[BEGIN Stored data]
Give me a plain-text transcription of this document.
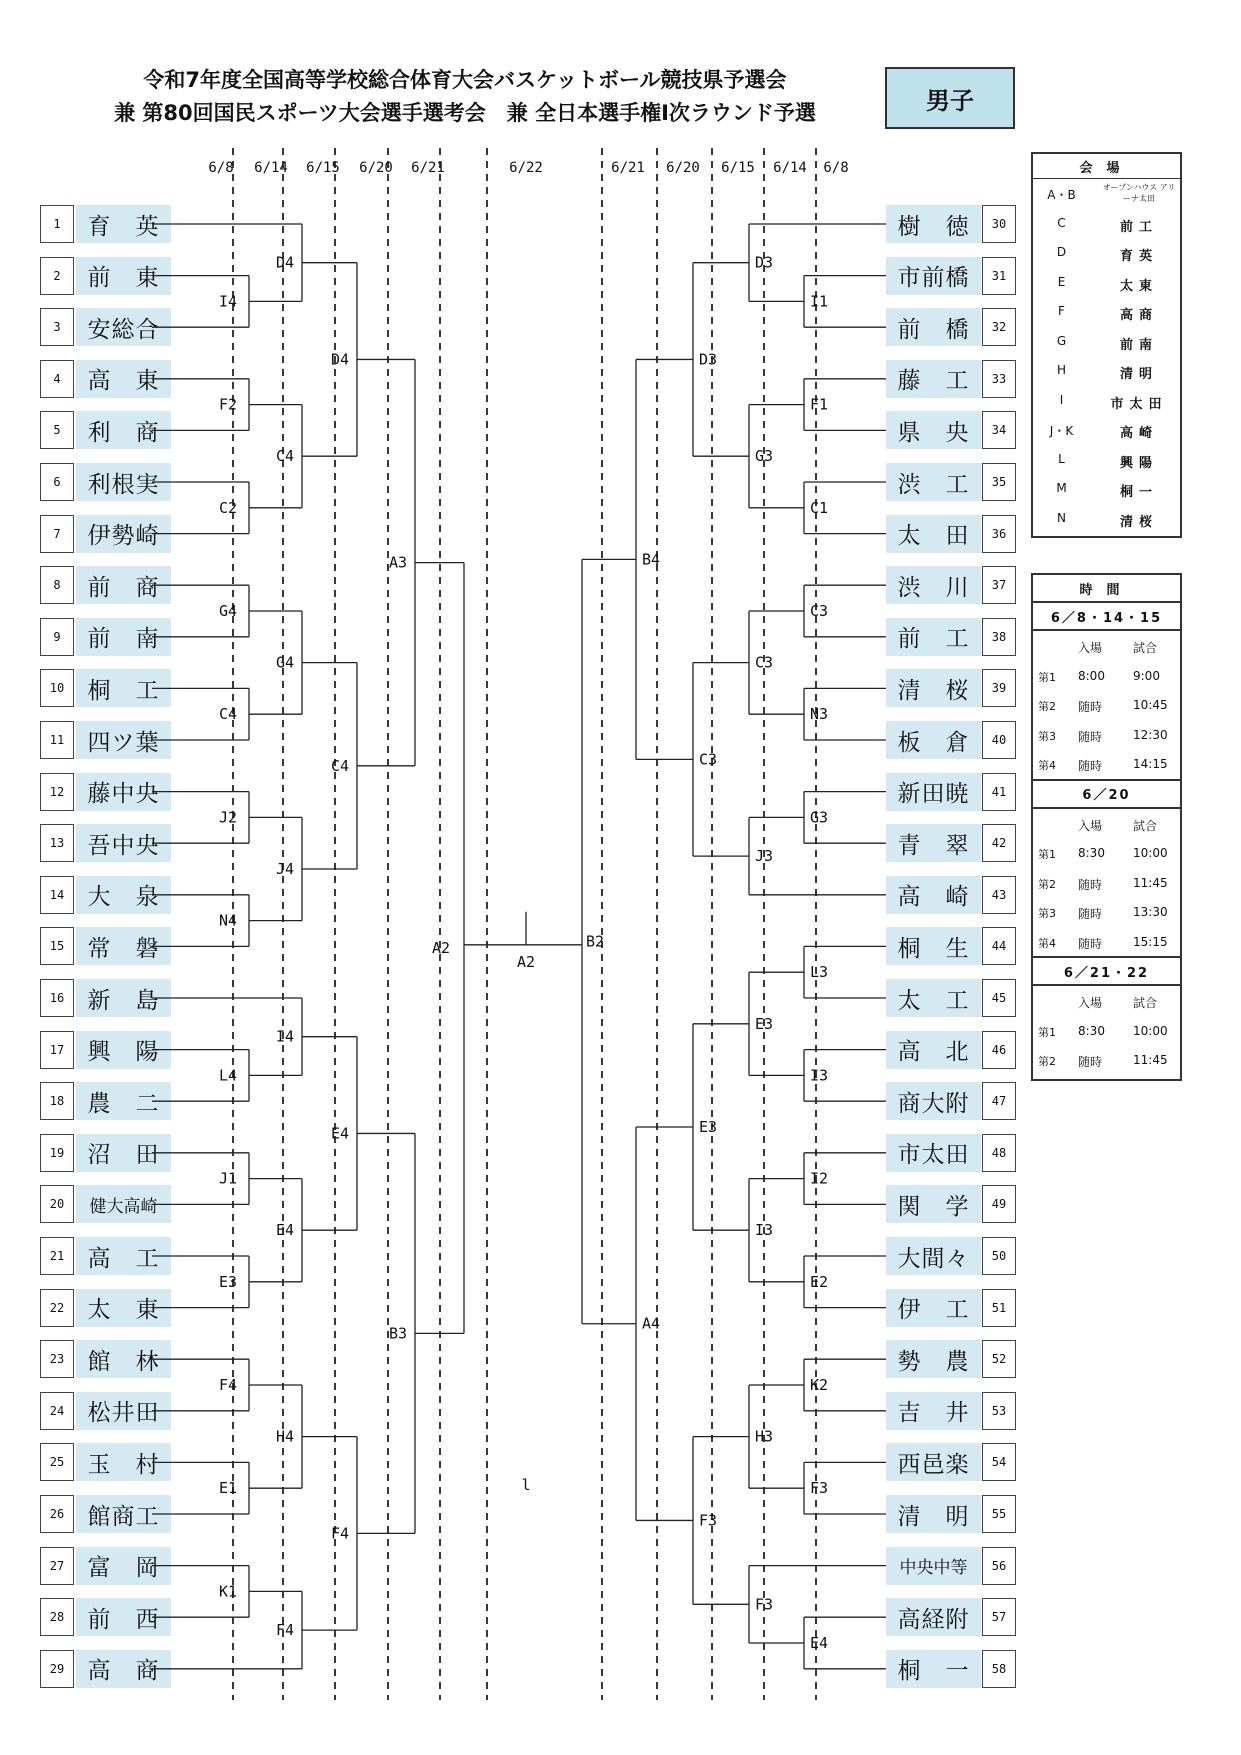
令和7年度全国高等学校総合体育大会バスケットボール競技県予選会
兼 第80回国民スポーツ大会選手選考会　兼 全日本選手権Ⅰ次ラウンド予選	男子
6/8 6/14 6/15 6/20 6/21	6/22	6/21 6/20 6/15 6/14 6/8
1	育　英
2	前　東
3	安総合
4	高　東
5	利　商
6	利根実
7	伊勢崎
8	前　商
9	前　南
10	桐　工
11	四ツ葉
12	藤中央
13	吾中央
14	大　泉
15	常　磐
16	新　島
17	興　陽
18	農　二
19	沼　田
20	健大高崎
21	高　工
22	太　東
23	館　林
24	松井田
25	玉　村
26	館商工
27	富　岡
28	前　西
29	高　商
樹　徳	30
市前橋	31
前　橋	32
藤　工	33
県　央	34
渋　工	35
太　田	36
渋　川	37
前　工	38
清　桜	39
板　倉	40
新田暁	41
青　翠	42
高　崎	43
桐　生	44
太　工	45
高　北	46
商大附	47
市太田	48
関　学	49
大間々	50
伊　工	51
勢　農	52
吉　井	53
西邑楽	54
清　明	55
中央中等	56
高経附	57
桐　一	58
I4
F2
C2
G4
C4
J2
N4
L4
J1
E3
F4
E1
K1
D4
C4
G4
J4
I4
E4
H4
F4
D4
C4
E4
F4
A3
B3
A2
I1
F1
C1
C3
N3
G3
L3
I3
I2
E2
K2
F3
E4
D3
G3
C3
J3
E3
I3
H3
F3
D3
C3
E3
F3
B4
A4
B2
A2
l
会場
A・B
オープンハウス アリーナ太田
C	前工
D	育英
E	太東
F	高商
G	前南
H	清明
I	市太田
J・K	高崎
L	興陽
M	桐一
N	清桜
時間
6／8・14・15
入場	試合
第1 8:00 9:00
第2 随時	10:45
第3 随時	12:30
第4 随時	14:15
6／20
入場	試合
第1 8:30 10:00
第2 随時	11:45
第3 随時	13:30
第4 随時	15:15
6／21・22
入場	試合
第1 8:30 10:00
第2 随時	11:45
[END Stored data]
Direction: Output the entries above exactly, without their pictures.

Result below:
Give me a plain-text transcription of this document.
令和7年度全国高等学校総合体育大会バスケットボール競技県予選会
兼 第80回国民スポーツ大会選手選考会　兼 全日本選手権Ⅰ次ラウンド予選	男子
6/8 6/14 6/15 6/20 6/21	6/22	6/21 6/20 6/15 6/14 6/8
1	育　英
2	前　東
3	安総合
4	高　東
5	利　商
6	利根実
7	伊勢崎
8	前　商
9	前　南
10	桐　工
11	四ツ葉
12	藤中央
13	吾中央
14	大　泉
15	常　磐
16	新　島
17	興　陽
18	農　二
19	沼　田
20	健大高崎
21	高　工
22	太　東
23	館　林
24	松井田
25	玉　村
26	館商工
27	富　岡
28	前　西
29	高　商
樹　徳	30
市前橋	31
前　橋	32
藤　工	33
県　央	34
渋　工	35
太　田	36
渋　川	37
前　工	38
清　桜	39
板　倉	40
新田暁	41
青　翠	42
高　崎	43
桐　生	44
太　工	45
高　北	46
商大附	47
市太田	48
関　学	49
大間々	50
伊　工	51
勢　農	52
吉　井	53
西邑楽	54
清　明	55
中央中等	56
高経附	57
桐　一	58
I4
F2
C2
G4
C4
J2
N4
L4
J1
E3
F4
E1
K1
D4
C4
G4
J4
I4
E4
H4
F4
D4
C4
E4
F4
A3
B3
A2
I1
F1
C1
C3
N3
G3
L3
I3
I2
E2
K2
F3
E4
D3
G3
C3
J3
E3
I3
H3
F3
D3
C3
E3
F3
B4
A4
B2
A2
l
会場
A・B
オープンハウス アリーナ太田
C	前工
D	育英
E	太東
F	高商
G	前南
H	清明
I	市太田
J・K	高崎
L	興陽
M	桐一
N	清桜
時間
6／8・14・15
入場	試合
第1 8:00 9:00
第2 随時	10:45
第3 随時	12:30
第4 随時	14:15
6／20
入場	試合
第1 8:30 10:00
第2 随時	11:45
第3 随時	13:30
第4 随時	15:15
6／21・22
入場	試合
第1 8:30 10:00
第2 随時	11:45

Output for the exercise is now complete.